Written exercise A: In the standards excerpt, which edition of a publication applies for undated references?
Written exercise B: Copy the stretch of the standards excerpt from "This TS incorporates" through "[2] ISO/IEC 14496-3:2001/Amd.l:2003/DCOR1.".

This Telecommunication Standard (TS) describes the error concealment algorithm, SBR parameter downmix and output 
resampling for the Enhanced aacPlus general audio codec [3]. 



Normative references 



This TS incorporates by dated and undated reference, provisions from other publications. These normative references 
are cited in the appropriate places in the text and the publications are listed hereafter. For dated references, subsequent 
amendments to or revisions of any of these publications apply to this TS only when incorporated in it by amendment or 
revision. For undated references, the latest edition of the publication referred to applies. 

[1] ISO/IEC 14496-3:2001/Amd. 1:2003: "Bandwidth Extension". 

[2] ISO/IEC 14496-3:2001/Amd.l:2003/DCOR1. 

[3] 3GPP TS 26.401: "Enhanced aacPlus general audio codec; General Description".

(Layout region records)
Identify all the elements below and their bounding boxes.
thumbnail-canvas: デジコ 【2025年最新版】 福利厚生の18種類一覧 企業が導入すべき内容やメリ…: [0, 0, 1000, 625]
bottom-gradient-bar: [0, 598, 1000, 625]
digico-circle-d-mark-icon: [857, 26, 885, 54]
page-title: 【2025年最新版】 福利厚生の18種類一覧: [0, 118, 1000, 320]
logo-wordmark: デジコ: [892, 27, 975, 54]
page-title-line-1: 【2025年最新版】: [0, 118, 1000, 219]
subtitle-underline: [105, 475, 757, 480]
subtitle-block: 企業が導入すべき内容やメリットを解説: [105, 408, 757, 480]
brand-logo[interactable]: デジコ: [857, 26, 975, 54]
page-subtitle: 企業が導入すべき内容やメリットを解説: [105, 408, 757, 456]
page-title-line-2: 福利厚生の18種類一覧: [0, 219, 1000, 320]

Final answer A: The latest edition of the publication referred to applies.

Final answer B:
This TS incorporates by dated and undated reference, provisions from other publications. These normative references 
are cited in the appropriate places in the text and the publications are listed hereafter. For dated references, subsequent 
amendments to or revisions of any of these publications apply to this TS only when incorporated in it by amendment or 
revision. For undated references, the latest edition of the publication referred to applies. 

[1] ISO/IEC 14496-3:2001/Amd. 1:2003: "Bandwidth Extension". 

[2] ISO/IEC 14496-3:2001/Amd.l:2003/DCOR1.